**Required task**
Tell how many lines in the data below hold the string "Conferência"; give nothing but the number.

**Source material**
·····

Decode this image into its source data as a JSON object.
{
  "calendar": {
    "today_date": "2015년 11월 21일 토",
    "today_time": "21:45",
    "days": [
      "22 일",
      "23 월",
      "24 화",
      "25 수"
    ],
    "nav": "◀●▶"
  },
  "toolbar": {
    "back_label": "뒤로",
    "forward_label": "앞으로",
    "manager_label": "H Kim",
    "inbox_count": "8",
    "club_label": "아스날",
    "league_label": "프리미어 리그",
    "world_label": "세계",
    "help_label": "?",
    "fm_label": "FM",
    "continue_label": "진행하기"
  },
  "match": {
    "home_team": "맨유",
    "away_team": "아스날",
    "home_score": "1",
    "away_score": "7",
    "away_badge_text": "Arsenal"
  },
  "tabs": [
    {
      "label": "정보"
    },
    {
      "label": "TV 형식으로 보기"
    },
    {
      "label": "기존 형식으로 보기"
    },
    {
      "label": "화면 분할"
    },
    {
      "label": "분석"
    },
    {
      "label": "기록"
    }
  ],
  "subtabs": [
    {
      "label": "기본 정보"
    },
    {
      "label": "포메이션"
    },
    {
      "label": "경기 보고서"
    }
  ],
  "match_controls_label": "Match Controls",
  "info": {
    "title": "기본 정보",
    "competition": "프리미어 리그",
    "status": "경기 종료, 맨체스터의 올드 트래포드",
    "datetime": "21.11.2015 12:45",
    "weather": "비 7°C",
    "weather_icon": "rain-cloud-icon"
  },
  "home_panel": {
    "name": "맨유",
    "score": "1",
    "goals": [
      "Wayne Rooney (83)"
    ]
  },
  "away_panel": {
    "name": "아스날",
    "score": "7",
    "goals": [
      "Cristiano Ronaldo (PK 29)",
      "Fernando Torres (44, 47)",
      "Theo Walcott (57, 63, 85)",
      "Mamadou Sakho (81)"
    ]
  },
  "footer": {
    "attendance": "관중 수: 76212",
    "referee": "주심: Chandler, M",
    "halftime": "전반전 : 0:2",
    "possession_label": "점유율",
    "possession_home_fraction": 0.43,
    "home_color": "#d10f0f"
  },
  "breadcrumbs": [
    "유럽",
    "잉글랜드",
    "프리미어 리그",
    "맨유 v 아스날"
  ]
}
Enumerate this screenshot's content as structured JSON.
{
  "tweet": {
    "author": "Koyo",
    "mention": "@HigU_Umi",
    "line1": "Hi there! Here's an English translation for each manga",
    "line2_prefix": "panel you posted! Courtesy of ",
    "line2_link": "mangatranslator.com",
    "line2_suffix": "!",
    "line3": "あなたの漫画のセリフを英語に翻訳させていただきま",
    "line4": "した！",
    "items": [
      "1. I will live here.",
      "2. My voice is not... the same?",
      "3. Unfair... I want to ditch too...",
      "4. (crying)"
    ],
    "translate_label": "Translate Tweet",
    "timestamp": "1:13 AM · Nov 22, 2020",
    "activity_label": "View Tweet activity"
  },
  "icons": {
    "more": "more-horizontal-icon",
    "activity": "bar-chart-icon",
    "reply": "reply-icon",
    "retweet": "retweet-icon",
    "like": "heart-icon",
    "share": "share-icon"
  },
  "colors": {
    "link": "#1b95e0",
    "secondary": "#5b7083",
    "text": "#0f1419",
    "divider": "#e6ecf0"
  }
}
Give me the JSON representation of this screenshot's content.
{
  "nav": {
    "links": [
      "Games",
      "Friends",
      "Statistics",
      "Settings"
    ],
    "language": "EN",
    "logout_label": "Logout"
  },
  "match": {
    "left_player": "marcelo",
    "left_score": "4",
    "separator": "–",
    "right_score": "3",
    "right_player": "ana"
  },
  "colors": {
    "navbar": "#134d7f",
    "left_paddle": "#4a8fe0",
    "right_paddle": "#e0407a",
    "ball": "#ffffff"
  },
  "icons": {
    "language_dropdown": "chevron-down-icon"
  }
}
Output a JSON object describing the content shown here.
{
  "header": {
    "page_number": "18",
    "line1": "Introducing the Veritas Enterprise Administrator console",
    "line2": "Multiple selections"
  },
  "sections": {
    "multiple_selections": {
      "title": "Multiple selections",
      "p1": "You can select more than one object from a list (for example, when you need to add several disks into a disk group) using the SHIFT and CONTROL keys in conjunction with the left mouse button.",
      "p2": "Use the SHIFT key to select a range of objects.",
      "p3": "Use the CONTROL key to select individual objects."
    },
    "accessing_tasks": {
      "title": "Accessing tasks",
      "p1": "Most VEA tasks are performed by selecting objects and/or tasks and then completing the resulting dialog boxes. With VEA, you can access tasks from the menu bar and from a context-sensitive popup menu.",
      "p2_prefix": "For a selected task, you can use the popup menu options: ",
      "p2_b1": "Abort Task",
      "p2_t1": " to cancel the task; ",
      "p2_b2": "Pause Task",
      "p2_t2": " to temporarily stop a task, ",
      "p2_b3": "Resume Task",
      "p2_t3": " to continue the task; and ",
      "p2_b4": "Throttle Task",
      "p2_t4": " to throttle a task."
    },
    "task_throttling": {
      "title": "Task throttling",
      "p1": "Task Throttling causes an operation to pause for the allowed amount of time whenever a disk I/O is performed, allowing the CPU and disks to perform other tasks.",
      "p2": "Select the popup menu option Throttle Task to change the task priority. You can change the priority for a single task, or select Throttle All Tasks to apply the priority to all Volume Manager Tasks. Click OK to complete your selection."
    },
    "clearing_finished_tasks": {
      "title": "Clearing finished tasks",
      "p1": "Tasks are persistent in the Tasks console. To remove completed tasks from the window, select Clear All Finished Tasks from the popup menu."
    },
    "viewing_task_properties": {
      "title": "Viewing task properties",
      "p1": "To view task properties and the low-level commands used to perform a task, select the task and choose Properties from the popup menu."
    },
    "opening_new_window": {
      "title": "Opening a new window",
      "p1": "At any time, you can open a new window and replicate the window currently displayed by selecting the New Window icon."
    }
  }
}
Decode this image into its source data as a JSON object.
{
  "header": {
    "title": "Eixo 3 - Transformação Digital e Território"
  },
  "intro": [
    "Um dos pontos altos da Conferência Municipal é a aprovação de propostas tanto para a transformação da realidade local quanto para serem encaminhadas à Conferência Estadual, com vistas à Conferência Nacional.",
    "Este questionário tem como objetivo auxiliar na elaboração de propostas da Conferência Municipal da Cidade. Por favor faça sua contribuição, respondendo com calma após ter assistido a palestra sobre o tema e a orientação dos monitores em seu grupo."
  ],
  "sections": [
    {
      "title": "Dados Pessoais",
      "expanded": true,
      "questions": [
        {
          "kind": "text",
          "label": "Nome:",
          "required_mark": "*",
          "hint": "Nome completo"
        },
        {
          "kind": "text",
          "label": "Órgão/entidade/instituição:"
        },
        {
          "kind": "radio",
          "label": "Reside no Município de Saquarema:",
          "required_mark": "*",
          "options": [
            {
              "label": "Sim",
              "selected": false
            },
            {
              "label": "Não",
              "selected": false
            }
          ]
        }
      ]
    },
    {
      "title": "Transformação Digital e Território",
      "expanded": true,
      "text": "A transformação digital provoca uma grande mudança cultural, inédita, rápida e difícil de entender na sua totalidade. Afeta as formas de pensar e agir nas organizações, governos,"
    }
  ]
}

·····

**Worked answer**
2